### Description of the task
Find the line with "Give me a plain-text" in the data below. Repeat it and every line after it up to the end, exactly, but drop the pictures.

### Data entries
⁂

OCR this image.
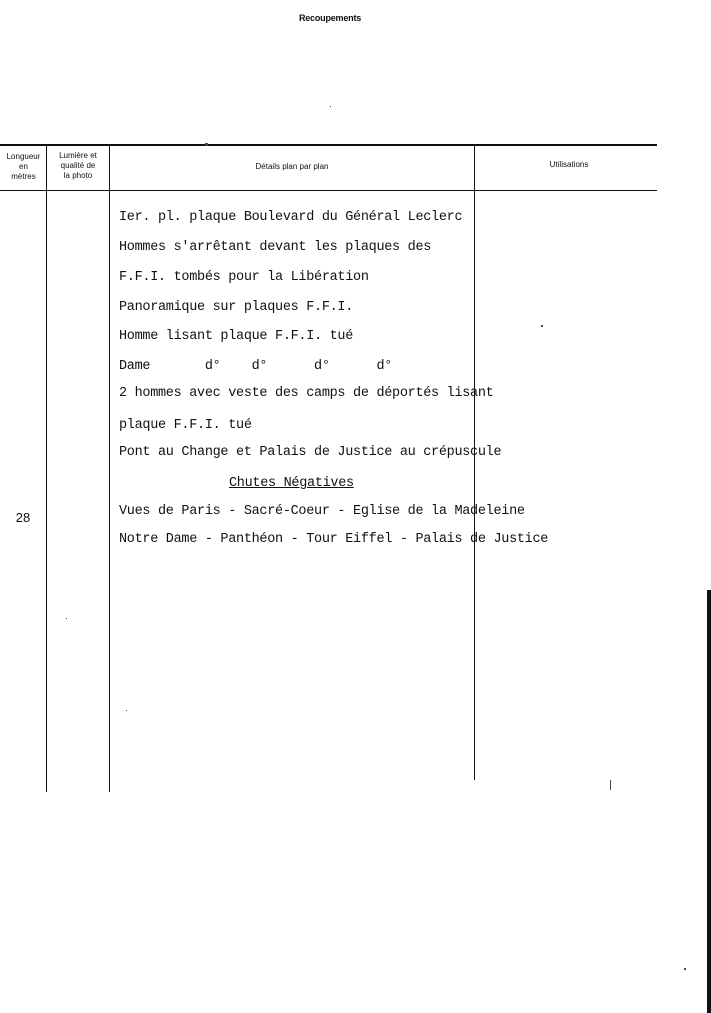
Recoupements
Longueur
en
mètres
Lumière et
qualité de
la photo
Détails plan par plan	Utilisations
28
Ier. pl. plaque Boulevard du Général Leclerc
Hommes s'arrêtant devant les plaques des
F.F.I. tombés pour la Libération
Panoramique sur plaques F.F.I.
Homme lisant plaque F.F.I. tué
Dame       d°    d°      d°      d°
2 hommes avec veste des camps de déportés lisant
plaque F.F.I. tué
Pont au Change et Palais de Justice au crépuscule
Chutes Négatives
Vues de Paris - Sacré-Coeur - Eglise de la Madeleine
Notre Dame - Panthéon - Tour Eiffel - Palais de Justice
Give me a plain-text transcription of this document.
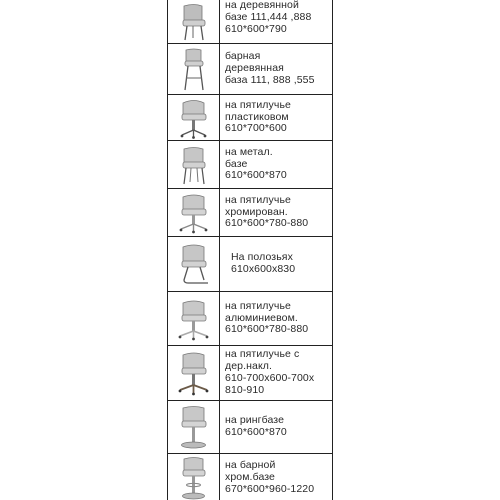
на деревянной
базе 111,444 ,888
610*600*790
барная
деревянная
база 111, 888 ,555
на пятилучье
пластиковом
610*700*600
на метал.
базе
610*600*870
на пятилучье
хромирован.
610*600*780-880
На полозьях
610x600x830
на пятилучье
алюминиевом.
610*600*780-880
на пятилучье с
дер.накл.
610-700x600-700x
810-910
на рингбазе
610*600*870
на барной
хром.базе
670*600*960-1220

⁂

### Answer to this problem
Give me a plain-text transcription of this document.
на деревянной
базе 111,444 ,888
610*600*790
барная
деревянная
база 111, 888 ,555
на пятилучье
пластиковом
610*700*600
на метал.
базе
610*600*870
на пятилучье
хромирован.
610*600*780-880
На полозьях
610x600x830
на пятилучье
алюминиевом.
610*600*780-880
на пятилучье с
дер.накл.
610-700x600-700x
810-910
на рингбазе
610*600*870
на барной
хром.базе
670*600*960-1220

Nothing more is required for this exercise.